> **AIM A**
Reproduce the passage of the Kiev 88 thread starting at "Thankyou very much" and ending at "keep them running.".
> **AIM B**
List every Kiev camera model that the Kiev 88 thread names by model number.

Hasselblad lenses on a Kiev 88?

Discussion in 'Medium Format' started by tom_trinca, Nov 19, 2008.

  1. Hello everyone,

    I recently aquired a rather quirky Kiev 88, with a Bayonet screw mount. Unfortunately, I've realized a little too late that
    the B screw mount limits the potential lens range compared to the Kiev 88CM which has the Pentacon 6 lens mount.

    With the Pentacon 6 mount, it must be recessed INTO the body itself, making it kind of a one way street if I get it
    done to my camera body. Where as the B screw mount is rumored to be the same dimensions or thread size as the
    Hasselblad 1000s or 1600f camera...hmmmm

    Seeing as the Kiev 88 is a virtual clone of these two Blad models, my question is then, will any 1600f or 1000s
    lenses fit the almost virtual clone, Kiev 88 body?

    Information on the web is scarce, but it sounds as if the Hassy lens mount in these two models is a B screw mount,
    but who can be sure! I'd be glad to hear from anyone with prior experience, or even better, an extensive Hasselblad
    lens database inside their head.

    Thankyou very much in advance,

    Thomas
     
  2. The only thing compatible are the viewfinders, the rest will not fit unless it's a hartblei modified Kiev 88.
     
  3. Thomas,
    it is possible that lenses of for the Hasselblad 1600F/1000F cameras will fit your Kiev 88. The mount is very similar. But I have only 1600 F and 1000 F cameras with their Zeiss- and Kodak lenses and no Kiev 88 body to verify. However these lenses are costly and it would be more economic to sell your Kiev 88 and buy a model with P6 mount. A Kiev 60 can be a good camera.

    Ulrik
     
  4. It does seem like you have acquired a paper weight, unless you are lucky enough to find a lens made for it. At least
    with Russian motorcycles, one can sometimes, with the appropriate degree of persuasion, get other parts to fit and
    keep them running.
     
  5. The Hasselblad mount thread pitch and Kiev-88 (and Salyut) mount thread pitch seem to be very close, but apparently not identical.

    I think that the K88/Saluyt lens mount thread is frequently close enough to the Hasselblad thread to allow lens interchangeability. My lens examples fit the adapter. This might be lens-dependent or camera-dependent.

> **Raw records**

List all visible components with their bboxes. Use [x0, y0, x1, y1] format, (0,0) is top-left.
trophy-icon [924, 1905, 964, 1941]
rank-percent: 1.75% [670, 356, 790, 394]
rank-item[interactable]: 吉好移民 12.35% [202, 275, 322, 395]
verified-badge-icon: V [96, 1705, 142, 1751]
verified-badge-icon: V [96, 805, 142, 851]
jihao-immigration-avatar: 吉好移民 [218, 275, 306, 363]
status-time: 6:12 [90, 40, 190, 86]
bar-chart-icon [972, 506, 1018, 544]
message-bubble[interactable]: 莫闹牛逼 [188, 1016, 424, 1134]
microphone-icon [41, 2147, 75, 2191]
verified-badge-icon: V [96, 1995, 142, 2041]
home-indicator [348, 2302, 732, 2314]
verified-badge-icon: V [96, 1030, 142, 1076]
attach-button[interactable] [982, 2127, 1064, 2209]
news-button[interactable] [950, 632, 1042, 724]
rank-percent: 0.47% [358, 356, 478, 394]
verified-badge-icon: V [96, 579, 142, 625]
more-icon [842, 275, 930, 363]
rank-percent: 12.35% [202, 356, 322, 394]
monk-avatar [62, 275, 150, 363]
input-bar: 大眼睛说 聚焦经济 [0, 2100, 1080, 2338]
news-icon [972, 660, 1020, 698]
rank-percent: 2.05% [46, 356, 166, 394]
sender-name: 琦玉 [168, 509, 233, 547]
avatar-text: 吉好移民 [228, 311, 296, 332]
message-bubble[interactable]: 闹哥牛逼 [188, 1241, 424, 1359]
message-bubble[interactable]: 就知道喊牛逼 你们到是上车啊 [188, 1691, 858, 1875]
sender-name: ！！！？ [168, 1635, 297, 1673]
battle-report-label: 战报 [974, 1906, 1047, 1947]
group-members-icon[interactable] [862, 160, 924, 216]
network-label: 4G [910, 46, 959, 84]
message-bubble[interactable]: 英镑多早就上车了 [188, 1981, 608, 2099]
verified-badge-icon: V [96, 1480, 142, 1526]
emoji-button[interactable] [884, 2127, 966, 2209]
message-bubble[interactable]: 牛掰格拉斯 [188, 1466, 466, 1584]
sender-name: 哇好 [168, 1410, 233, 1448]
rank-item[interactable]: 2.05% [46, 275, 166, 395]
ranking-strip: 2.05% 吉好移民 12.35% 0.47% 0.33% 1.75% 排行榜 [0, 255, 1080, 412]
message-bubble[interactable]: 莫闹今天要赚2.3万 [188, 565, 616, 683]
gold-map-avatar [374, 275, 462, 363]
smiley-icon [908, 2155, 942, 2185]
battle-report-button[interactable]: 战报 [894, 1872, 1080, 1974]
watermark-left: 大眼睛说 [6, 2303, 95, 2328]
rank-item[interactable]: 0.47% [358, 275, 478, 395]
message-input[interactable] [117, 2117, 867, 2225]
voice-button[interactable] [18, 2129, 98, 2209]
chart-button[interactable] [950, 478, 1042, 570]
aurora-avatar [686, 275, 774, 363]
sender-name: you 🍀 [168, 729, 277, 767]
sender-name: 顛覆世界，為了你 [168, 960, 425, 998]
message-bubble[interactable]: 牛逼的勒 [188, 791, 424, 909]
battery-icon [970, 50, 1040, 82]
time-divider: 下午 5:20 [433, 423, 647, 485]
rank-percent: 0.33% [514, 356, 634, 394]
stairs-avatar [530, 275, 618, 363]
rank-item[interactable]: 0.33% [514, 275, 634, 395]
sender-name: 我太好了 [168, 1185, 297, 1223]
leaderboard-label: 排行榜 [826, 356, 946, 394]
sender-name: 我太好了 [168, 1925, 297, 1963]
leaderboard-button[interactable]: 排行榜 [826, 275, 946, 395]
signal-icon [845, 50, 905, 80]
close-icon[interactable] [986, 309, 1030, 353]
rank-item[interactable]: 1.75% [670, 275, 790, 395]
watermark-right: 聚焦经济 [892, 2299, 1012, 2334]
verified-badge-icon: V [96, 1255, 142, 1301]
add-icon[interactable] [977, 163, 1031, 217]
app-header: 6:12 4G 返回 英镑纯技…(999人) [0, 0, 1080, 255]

> **TASK SOLUTION A**
Thankyou very much in advance,

    Thomas
     
  2. The only thing compatible are the viewfinders, the rest will not fit unless it's a hartblei modified Kiev 88.
     
  3. Thomas,
    it is possible that lenses of for the Hasselblad 1600F/1000F cameras will fit your Kiev 88. The mount is very similar. But I have only 1600 F and 1000 F cameras with their Zeiss- and Kodak lenses and no Kiev 88 body to verify. However these lenses are costly and it would be more economic to sell your Kiev 88 and buy a model with P6 mount. A Kiev 60 can be a good camera.

    Ulrik
     
  4. It does seem like you have acquired a paper weight, unless you are lucky enough to find a lens made for it. At least
    with Russian motorcycles, one can sometimes, with the appropriate degree of persuasion, get other parts to fit and
    keep them running.

> **TASK SOLUTION B**
Kiev 88
Kiev 88CM
Kiev 60